**Task to complete:**
Find and copy lines holding "corresponding".

··· Exercise input

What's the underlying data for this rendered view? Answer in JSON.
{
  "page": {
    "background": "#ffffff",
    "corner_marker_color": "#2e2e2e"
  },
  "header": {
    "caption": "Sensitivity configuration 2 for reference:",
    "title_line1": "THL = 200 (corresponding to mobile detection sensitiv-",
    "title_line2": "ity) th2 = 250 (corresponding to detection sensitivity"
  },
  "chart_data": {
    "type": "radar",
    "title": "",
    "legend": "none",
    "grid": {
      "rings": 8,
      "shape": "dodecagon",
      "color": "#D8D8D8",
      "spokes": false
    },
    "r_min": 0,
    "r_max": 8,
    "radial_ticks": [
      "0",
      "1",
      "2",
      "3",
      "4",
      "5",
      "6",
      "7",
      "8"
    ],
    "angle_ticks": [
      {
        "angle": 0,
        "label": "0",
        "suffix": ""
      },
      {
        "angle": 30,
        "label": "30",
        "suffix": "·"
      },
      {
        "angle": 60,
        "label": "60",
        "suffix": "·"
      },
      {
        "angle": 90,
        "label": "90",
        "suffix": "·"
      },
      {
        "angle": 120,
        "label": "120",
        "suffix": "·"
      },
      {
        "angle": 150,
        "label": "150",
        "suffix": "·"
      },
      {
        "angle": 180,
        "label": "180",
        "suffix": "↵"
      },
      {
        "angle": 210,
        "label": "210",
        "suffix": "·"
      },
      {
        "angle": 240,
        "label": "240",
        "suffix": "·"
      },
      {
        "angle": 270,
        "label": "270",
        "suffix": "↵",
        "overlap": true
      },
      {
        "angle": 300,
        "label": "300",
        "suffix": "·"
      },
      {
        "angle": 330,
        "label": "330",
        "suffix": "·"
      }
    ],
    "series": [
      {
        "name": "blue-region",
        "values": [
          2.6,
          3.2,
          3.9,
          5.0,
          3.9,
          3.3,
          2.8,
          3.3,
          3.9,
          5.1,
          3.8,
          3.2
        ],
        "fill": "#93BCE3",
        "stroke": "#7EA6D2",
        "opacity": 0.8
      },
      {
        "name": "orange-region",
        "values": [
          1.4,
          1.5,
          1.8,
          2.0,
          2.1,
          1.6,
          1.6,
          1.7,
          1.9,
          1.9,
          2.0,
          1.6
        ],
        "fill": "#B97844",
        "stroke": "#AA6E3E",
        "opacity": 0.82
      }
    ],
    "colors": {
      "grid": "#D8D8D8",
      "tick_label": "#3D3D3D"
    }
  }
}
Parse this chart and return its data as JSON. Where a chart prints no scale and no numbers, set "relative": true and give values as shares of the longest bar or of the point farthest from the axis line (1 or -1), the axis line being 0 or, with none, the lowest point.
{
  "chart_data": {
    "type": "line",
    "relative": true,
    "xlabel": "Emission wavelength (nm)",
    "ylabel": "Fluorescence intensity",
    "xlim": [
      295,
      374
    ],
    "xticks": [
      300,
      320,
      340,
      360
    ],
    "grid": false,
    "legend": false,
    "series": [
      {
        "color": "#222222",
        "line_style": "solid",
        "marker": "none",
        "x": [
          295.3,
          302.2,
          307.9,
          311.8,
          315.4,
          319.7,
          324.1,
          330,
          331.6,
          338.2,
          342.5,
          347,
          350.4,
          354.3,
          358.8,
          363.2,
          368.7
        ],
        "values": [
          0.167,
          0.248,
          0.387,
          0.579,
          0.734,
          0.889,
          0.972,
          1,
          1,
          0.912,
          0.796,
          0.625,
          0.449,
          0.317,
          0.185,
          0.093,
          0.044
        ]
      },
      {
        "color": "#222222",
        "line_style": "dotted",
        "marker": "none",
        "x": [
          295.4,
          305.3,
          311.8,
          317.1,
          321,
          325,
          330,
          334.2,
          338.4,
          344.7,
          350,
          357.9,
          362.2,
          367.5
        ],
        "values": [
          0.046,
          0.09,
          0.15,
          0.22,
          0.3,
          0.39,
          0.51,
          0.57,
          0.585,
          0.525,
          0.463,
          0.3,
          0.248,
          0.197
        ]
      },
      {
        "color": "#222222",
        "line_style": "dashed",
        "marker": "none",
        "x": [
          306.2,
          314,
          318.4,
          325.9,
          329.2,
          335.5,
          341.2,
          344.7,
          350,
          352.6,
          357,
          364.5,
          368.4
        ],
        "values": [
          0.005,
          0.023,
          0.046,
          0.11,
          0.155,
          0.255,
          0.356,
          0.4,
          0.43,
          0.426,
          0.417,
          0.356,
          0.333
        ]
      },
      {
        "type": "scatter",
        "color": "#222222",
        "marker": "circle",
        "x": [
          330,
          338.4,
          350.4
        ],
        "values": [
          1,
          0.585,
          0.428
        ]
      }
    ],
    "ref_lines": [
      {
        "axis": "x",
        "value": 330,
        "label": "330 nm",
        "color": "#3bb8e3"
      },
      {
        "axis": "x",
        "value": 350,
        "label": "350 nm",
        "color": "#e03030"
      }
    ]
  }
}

······

**Reply to the exercise:**
    "title_line1": "THL = 200 (corresponding to mobile detection sensitiv-",
    "title_line2": "ity) th2 = 250 (corresponding to detection sensitivity"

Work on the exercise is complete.